(Stored data)
======

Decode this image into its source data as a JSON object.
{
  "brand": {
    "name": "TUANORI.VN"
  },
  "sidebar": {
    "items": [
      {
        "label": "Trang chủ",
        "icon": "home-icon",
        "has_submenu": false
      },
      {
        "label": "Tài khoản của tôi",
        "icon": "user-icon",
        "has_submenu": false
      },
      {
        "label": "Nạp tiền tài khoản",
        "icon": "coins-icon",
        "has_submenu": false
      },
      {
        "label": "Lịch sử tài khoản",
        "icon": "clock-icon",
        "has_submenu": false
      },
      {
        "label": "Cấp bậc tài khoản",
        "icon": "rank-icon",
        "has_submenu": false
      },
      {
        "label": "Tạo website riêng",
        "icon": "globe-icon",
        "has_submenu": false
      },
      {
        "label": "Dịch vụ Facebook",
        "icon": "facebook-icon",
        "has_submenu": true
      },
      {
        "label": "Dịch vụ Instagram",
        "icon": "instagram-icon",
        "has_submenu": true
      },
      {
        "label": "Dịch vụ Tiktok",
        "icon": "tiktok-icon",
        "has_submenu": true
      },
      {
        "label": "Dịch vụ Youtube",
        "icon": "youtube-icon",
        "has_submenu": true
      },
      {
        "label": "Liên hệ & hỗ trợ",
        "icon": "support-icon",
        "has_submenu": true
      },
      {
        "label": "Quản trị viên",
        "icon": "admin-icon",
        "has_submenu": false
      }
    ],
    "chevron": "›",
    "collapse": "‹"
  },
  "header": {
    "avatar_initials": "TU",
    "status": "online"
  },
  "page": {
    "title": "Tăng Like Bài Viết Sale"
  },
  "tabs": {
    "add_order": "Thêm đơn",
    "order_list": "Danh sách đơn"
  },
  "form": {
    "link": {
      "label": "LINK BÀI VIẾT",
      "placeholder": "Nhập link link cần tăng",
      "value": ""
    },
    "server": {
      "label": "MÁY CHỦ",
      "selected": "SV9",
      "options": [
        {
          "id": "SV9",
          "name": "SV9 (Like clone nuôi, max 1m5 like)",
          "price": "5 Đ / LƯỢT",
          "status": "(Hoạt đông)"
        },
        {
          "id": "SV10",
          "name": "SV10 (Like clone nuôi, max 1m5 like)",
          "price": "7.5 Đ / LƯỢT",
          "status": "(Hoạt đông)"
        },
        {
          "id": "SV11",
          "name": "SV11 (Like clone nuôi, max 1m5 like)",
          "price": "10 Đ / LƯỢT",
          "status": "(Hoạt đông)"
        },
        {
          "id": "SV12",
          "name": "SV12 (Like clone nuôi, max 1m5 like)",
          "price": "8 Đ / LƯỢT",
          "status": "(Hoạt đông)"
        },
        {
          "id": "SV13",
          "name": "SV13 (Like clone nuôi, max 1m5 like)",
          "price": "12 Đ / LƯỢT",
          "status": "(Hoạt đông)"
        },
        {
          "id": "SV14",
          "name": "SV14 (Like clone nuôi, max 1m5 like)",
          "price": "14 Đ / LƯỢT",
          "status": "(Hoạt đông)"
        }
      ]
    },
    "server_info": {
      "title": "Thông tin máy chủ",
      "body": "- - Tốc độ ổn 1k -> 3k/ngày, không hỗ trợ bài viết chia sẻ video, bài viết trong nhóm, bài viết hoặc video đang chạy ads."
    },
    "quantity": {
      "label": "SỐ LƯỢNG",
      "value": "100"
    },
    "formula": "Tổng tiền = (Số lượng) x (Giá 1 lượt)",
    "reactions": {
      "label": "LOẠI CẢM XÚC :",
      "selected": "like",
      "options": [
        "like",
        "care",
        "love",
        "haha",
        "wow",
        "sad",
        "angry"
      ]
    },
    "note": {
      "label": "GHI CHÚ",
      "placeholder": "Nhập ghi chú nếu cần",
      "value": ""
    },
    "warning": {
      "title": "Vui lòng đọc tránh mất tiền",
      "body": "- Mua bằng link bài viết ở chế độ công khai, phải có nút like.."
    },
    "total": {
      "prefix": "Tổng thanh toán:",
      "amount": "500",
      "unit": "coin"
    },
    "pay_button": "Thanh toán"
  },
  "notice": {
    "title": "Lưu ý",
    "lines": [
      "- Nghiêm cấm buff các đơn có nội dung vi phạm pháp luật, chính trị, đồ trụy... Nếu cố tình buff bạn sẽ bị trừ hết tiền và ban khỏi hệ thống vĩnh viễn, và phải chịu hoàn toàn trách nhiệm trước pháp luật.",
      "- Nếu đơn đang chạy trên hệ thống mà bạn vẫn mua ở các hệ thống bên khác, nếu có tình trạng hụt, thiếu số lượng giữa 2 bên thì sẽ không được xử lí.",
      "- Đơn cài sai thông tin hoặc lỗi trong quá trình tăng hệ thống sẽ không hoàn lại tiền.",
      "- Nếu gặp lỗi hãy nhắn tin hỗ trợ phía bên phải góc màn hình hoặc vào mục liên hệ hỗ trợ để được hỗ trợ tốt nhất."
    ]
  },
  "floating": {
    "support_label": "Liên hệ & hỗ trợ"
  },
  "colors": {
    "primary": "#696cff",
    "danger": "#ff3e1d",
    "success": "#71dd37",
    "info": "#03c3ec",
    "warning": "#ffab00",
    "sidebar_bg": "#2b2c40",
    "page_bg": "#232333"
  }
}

======

SET EXERCISE:
The records above must be output exactly, in full.

TASK RESPONSE:
Decode this image into its source data as a JSON object.
{
  "brand": {
    "name": "TUANORI.VN"
  },
  "sidebar": {
    "items": [
      {
        "label": "Trang chủ",
        "icon": "home-icon",
        "has_submenu": false
      },
      {
        "label": "Tài khoản của tôi",
        "icon": "user-icon",
        "has_submenu": false
      },
      {
        "label": "Nạp tiền tài khoản",
        "icon": "coins-icon",
        "has_submenu": false
      },
      {
        "label": "Lịch sử tài khoản",
        "icon": "clock-icon",
        "has_submenu": false
      },
      {
        "label": "Cấp bậc tài khoản",
        "icon": "rank-icon",
        "has_submenu": false
      },
      {
        "label": "Tạo website riêng",
        "icon": "globe-icon",
        "has_submenu": false
      },
      {
        "label": "Dịch vụ Facebook",
        "icon": "facebook-icon",
        "has_submenu": true
      },
      {
        "label": "Dịch vụ Instagram",
        "icon": "instagram-icon",
        "has_submenu": true
      },
      {
        "label": "Dịch vụ Tiktok",
        "icon": "tiktok-icon",
        "has_submenu": true
      },
      {
        "label": "Dịch vụ Youtube",
        "icon": "youtube-icon",
        "has_submenu": true
      },
      {
        "label": "Liên hệ & hỗ trợ",
        "icon": "support-icon",
        "has_submenu": true
      },
      {
        "label": "Quản trị viên",
        "icon": "admin-icon",
        "has_submenu": false
      }
    ],
    "chevron": "›",
    "collapse": "‹"
  },
  "header": {
    "avatar_initials": "TU",
    "status": "online"
  },
  "page": {
    "title": "Tăng Like Bài Viết Sale"
  },
  "tabs": {
    "add_order": "Thêm đơn",
    "order_list": "Danh sách đơn"
  },
  "form": {
    "link": {
      "label": "LINK BÀI VIẾT",
      "placeholder": "Nhập link link cần tăng",
      "value": ""
    },
    "server": {
      "label": "MÁY CHỦ",
      "selected": "SV9",
      "options": [
        {
          "id": "SV9",
          "name": "SV9 (Like clone nuôi, max 1m5 like)",
          "price": "5 Đ / LƯỢT",
          "status": "(Hoạt đông)"
        },
        {
          "id": "SV10",
          "name": "SV10 (Like clone nuôi, max 1m5 like)",
          "price": "7.5 Đ / LƯỢT",
          "status": "(Hoạt đông)"
        },
        {
          "id": "SV11",
          "name": "SV11 (Like clone nuôi, max 1m5 like)",
          "price": "10 Đ / LƯỢT",
          "status": "(Hoạt đông)"
        },
        {
          "id": "SV12",
          "name": "SV12 (Like clone nuôi, max 1m5 like)",
          "price": "8 Đ / LƯỢT",
          "status": "(Hoạt đông)"
        },
        {
          "id": "SV13",
          "name": "SV13 (Like clone nuôi, max 1m5 like)",
          "price": "12 Đ / LƯỢT",
          "status": "(Hoạt đông)"
        },
        {
          "id": "SV14",
          "name": "SV14 (Like clone nuôi, max 1m5 like)",
          "price": "14 Đ / LƯỢT",
          "status": "(Hoạt đông)"
        }
      ]
    },
    "server_info": {
      "title": "Thông tin máy chủ",
      "body": "- - Tốc độ ổn 1k -> 3k/ngày, không hỗ trợ bài viết chia sẻ video, bài viết trong nhóm, bài viết hoặc video đang chạy ads."
    },
    "quantity": {
      "label": "SỐ LƯỢNG",
      "value": "100"
    },
    "formula": "Tổng tiền = (Số lượng) x (Giá 1 lượt)",
    "reactions": {
      "label": "LOẠI CẢM XÚC :",
      "selected": "like",
      "options": [
        "like",
        "care",
        "love",
        "haha",
        "wow",
        "sad",
        "angry"
      ]
    },
    "note": {
      "label": "GHI CHÚ",
      "placeholder": "Nhập ghi chú nếu cần",
      "value": ""
    },
    "warning": {
      "title": "Vui lòng đọc tránh mất tiền",
      "body": "- Mua bằng link bài viết ở chế độ công khai, phải có nút like.."
    },
    "total": {
      "prefix": "Tổng thanh toán:",
      "amount": "500",
      "unit": "coin"
    },
    "pay_button": "Thanh toán"
  },
  "notice": {
    "title": "Lưu ý",
    "lines": [
      "- Nghiêm cấm buff các đơn có nội dung vi phạm pháp luật, chính trị, đồ trụy... Nếu cố tình buff bạn sẽ bị trừ hết tiền và ban khỏi hệ thống vĩnh viễn, và phải chịu hoàn toàn trách nhiệm trước pháp luật.",
      "- Nếu đơn đang chạy trên hệ thống mà bạn vẫn mua ở các hệ thống bên khác, nếu có tình trạng hụt, thiếu số lượng giữa 2 bên thì sẽ không được xử lí.",
      "- Đơn cài sai thông tin hoặc lỗi trong quá trình tăng hệ thống sẽ không hoàn lại tiền.",
      "- Nếu gặp lỗi hãy nhắn tin hỗ trợ phía bên phải góc màn hình hoặc vào mục liên hệ hỗ trợ để được hỗ trợ tốt nhất."
    ]
  },
  "floating": {
    "support_label": "Liên hệ & hỗ trợ"
  },
  "colors": {
    "primary": "#696cff",
    "danger": "#ff3e1d",
    "success": "#71dd37",
    "info": "#03c3ec",
    "warning": "#ffab00",
    "sidebar_bg": "#2b2c40",
    "page_bg": "#232333"
  }
}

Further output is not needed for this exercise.